GIVEN INFORMATION:
+ + + +

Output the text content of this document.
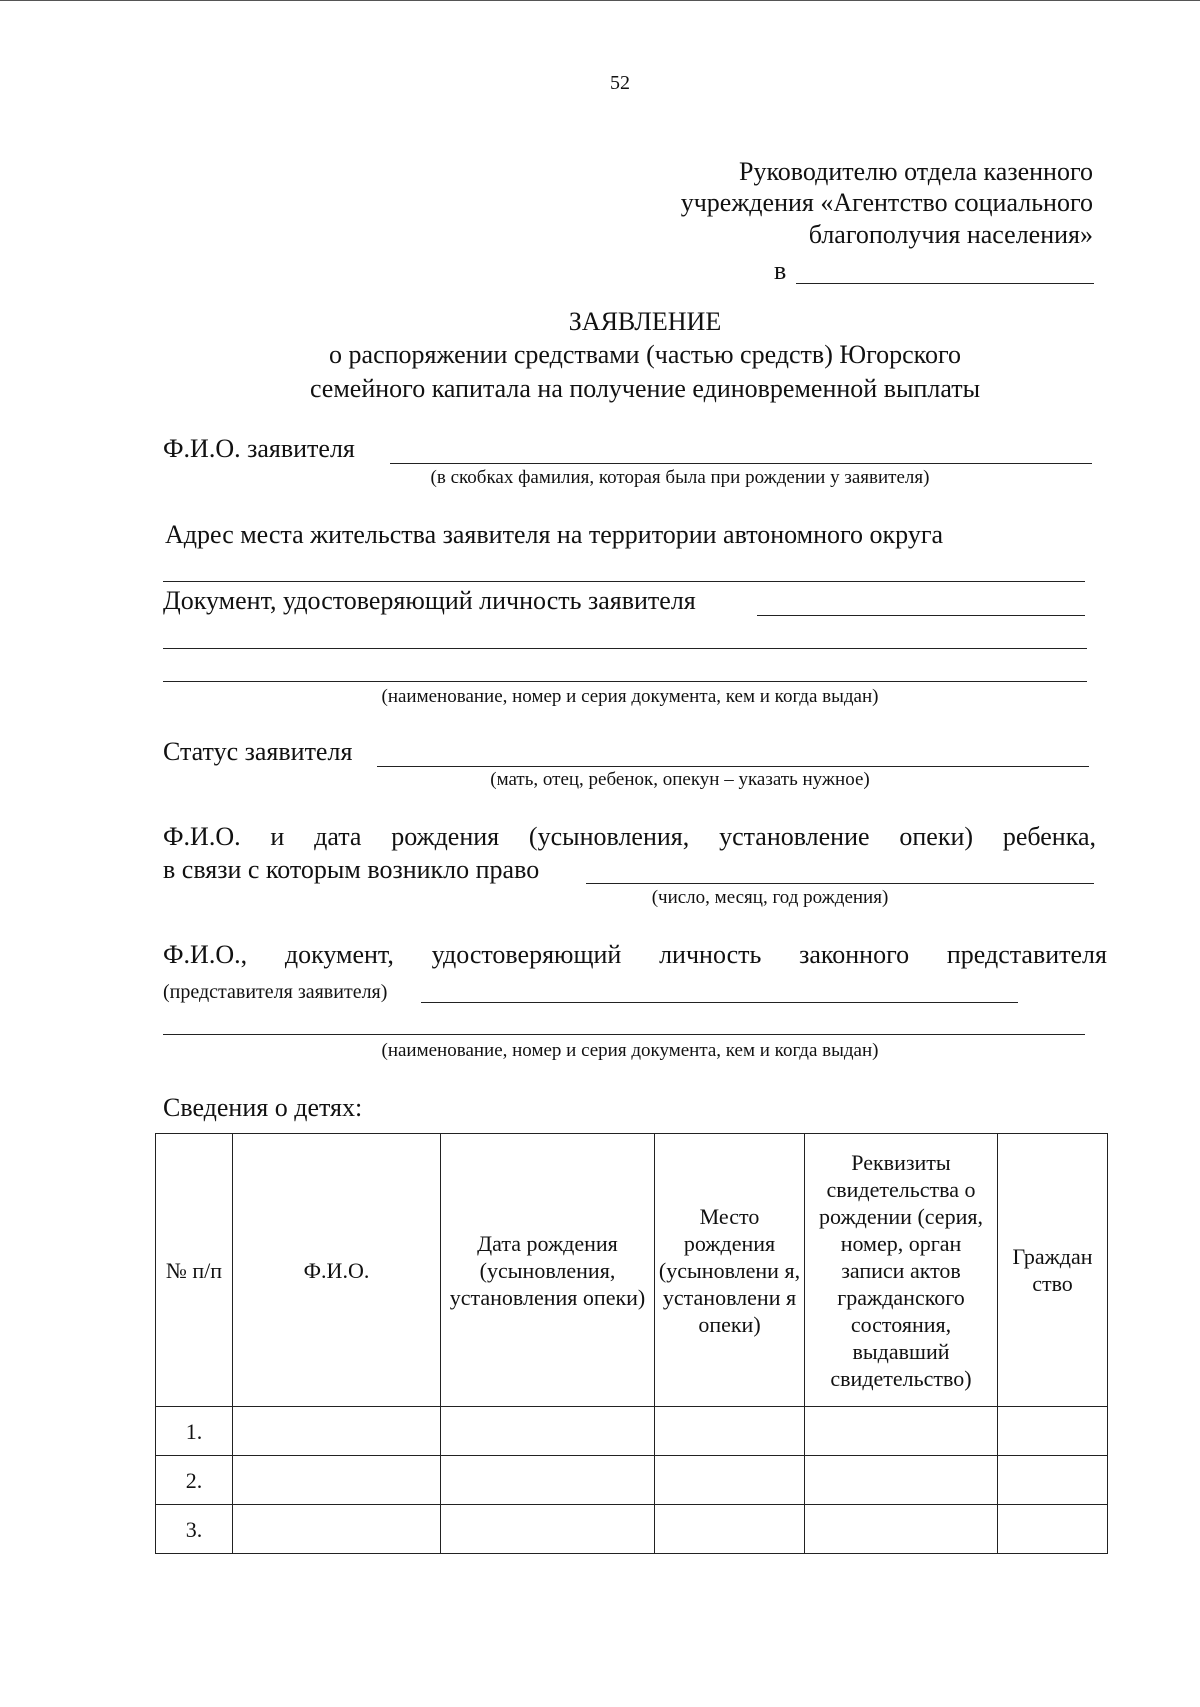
52
Руководителю отдела казенного
учреждения «Агентство социального
благополучия населения»
в
ЗАЯВЛЕНИЕ
о распоряжении средствами (частью средств) Югорского
семейного капитала на получение единовременной выплаты
Ф.И.О. заявителя
(в скобках фамилия, которая была при рождении у заявителя)
Адрес места жительства заявителя на территории автономного округа
Документ, удостоверяющий личность заявителя
(наименование, номер и серия документа, кем и когда выдан)
Статус заявителя
(мать, отец, ребенок, опекун – указать нужное)
Ф.И.О. и дата рождения (усыновления, установление опеки) ребенка,
в связи с которым возникло право
(число, месяц, год рождения)
Ф.И.О., документ, удостоверяющий личность законного представителя
(представителя заявителя)
(наименование, номер и серия документа, кем и когда выдан)
Сведения о детях:
№ п/п	Ф.И.О.	Дата рождения (усыновления, установления опеки)	Место рождения (усыновлени я, установлени я опеки)	Реквизиты свидетельства о рождении (серия, номер, орган записи актов гражданского состояния, выдавший свидетельство)	Граждан ство
1.					
2.					
3.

+ + + +

Reproduce the entries above without change, omitting all pictures.

Output the text content of this document.
52
Руководителю отдела казенного
учреждения «Агентство социального
благополучия населения»
в
ЗАЯВЛЕНИЕ
о распоряжении средствами (частью средств) Югорского
семейного капитала на получение единовременной выплаты
Ф.И.О. заявителя
(в скобках фамилия, которая была при рождении у заявителя)
Адрес места жительства заявителя на территории автономного округа
Документ, удостоверяющий личность заявителя
(наименование, номер и серия документа, кем и когда выдан)
Статус заявителя
(мать, отец, ребенок, опекун – указать нужное)
Ф.И.О. и дата рождения (усыновления, установление опеки) ребенка,
в связи с которым возникло право
(число, месяц, год рождения)
Ф.И.О., документ, удостоверяющий личность законного представителя
(представителя заявителя)
(наименование, номер и серия документа, кем и когда выдан)
Сведения о детях:
№ п/п	Ф.И.О.	Дата рождения (усыновления, установления опеки)	Место рождения (усыновлени я, установлени я опеки)	Реквизиты свидетельства о рождении (серия, номер, орган записи актов гражданского состояния, выдавший свидетельство)	Граждан ство
1.					
2.					
3.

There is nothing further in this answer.